— Directions for this task —
Every line of the material below must be repeated exactly.

— Listed entries —
begin

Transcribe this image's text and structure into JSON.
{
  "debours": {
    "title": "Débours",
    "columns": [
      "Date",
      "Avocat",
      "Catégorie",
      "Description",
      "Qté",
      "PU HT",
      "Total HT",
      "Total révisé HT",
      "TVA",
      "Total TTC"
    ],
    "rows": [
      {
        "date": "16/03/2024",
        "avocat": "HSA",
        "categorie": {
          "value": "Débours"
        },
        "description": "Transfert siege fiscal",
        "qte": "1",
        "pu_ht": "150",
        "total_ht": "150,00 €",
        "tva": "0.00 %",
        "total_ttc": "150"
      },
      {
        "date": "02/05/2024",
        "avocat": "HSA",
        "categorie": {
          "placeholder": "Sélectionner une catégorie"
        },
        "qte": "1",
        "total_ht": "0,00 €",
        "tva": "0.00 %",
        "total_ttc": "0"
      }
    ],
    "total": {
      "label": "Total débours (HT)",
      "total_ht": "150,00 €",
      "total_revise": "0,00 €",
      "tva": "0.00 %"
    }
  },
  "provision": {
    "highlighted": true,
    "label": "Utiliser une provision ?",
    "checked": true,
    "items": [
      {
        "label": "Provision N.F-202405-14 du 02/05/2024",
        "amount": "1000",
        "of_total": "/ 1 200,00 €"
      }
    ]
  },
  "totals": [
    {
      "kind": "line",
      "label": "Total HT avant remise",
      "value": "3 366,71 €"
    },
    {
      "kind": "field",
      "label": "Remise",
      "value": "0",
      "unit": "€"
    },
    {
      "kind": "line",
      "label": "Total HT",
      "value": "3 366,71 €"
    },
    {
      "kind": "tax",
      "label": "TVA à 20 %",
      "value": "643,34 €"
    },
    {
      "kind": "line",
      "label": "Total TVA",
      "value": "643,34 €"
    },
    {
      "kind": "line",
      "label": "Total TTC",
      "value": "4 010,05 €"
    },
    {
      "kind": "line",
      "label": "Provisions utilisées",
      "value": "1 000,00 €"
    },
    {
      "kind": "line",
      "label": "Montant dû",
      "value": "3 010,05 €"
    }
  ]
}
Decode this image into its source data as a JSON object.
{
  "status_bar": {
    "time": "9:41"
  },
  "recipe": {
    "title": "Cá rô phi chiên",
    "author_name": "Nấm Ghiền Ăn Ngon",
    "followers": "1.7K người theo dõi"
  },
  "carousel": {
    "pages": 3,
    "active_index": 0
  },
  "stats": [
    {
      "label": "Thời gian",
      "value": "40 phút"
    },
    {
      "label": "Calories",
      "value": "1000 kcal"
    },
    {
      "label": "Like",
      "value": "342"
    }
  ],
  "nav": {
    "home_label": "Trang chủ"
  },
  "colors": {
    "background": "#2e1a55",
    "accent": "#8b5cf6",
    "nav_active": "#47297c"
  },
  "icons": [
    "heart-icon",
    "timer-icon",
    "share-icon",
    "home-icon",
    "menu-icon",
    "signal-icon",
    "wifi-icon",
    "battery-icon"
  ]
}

end

— Answer for the task —
Transcribe this image's text and structure into JSON.
{
  "debours": {
    "title": "Débours",
    "columns": [
      "Date",
      "Avocat",
      "Catégorie",
      "Description",
      "Qté",
      "PU HT",
      "Total HT",
      "Total révisé HT",
      "TVA",
      "Total TTC"
    ],
    "rows": [
      {
        "date": "16/03/2024",
        "avocat": "HSA",
        "categorie": {
          "value": "Débours"
        },
        "description": "Transfert siege fiscal",
        "qte": "1",
        "pu_ht": "150",
        "total_ht": "150,00 €",
        "tva": "0.00 %",
        "total_ttc": "150"
      },
      {
        "date": "02/05/2024",
        "avocat": "HSA",
        "categorie": {
          "placeholder": "Sélectionner une catégorie"
        },
        "qte": "1",
        "total_ht": "0,00 €",
        "tva": "0.00 %",
        "total_ttc": "0"
      }
    ],
    "total": {
      "label": "Total débours (HT)",
      "total_ht": "150,00 €",
      "total_revise": "0,00 €",
      "tva": "0.00 %"
    }
  },
  "provision": {
    "highlighted": true,
    "label": "Utiliser une provision ?",
    "checked": true,
    "items": [
      {
        "label": "Provision N.F-202405-14 du 02/05/2024",
        "amount": "1000",
        "of_total": "/ 1 200,00 €"
      }
    ]
  },
  "totals": [
    {
      "kind": "line",
      "label": "Total HT avant remise",
      "value": "3 366,71 €"
    },
    {
      "kind": "field",
      "label": "Remise",
      "value": "0",
      "unit": "€"
    },
    {
      "kind": "line",
      "label": "Total HT",
      "value": "3 366,71 €"
    },
    {
      "kind": "tax",
      "label": "TVA à 20 %",
      "value": "643,34 €"
    },
    {
      "kind": "line",
      "label": "Total TVA",
      "value": "643,34 €"
    },
    {
      "kind": "line",
      "label": "Total TTC",
      "value": "4 010,05 €"
    },
    {
      "kind": "line",
      "label": "Provisions utilisées",
      "value": "1 000,00 €"
    },
    {
      "kind": "line",
      "label": "Montant dû",
      "value": "3 010,05 €"
    }
  ]
}
Decode this image into its source data as a JSON object.
{
  "status_bar": {
    "time": "9:41"
  },
  "recipe": {
    "title": "Cá rô phi chiên",
    "author_name": "Nấm Ghiền Ăn Ngon",
    "followers": "1.7K người theo dõi"
  },
  "carousel": {
    "pages": 3,
    "active_index": 0
  },
  "stats": [
    {
      "label": "Thời gian",
      "value": "40 phút"
    },
    {
      "label": "Calories",
      "value": "1000 kcal"
    },
    {
      "label": "Like",
      "value": "342"
    }
  ],
  "nav": {
    "home_label": "Trang chủ"
  },
  "colors": {
    "background": "#2e1a55",
    "accent": "#8b5cf6",
    "nav_active": "#47297c"
  },
  "icons": [
    "heart-icon",
    "timer-icon",
    "share-icon",
    "home-icon",
    "menu-icon",
    "signal-icon",
    "wifi-icon",
    "battery-icon"
  ]
}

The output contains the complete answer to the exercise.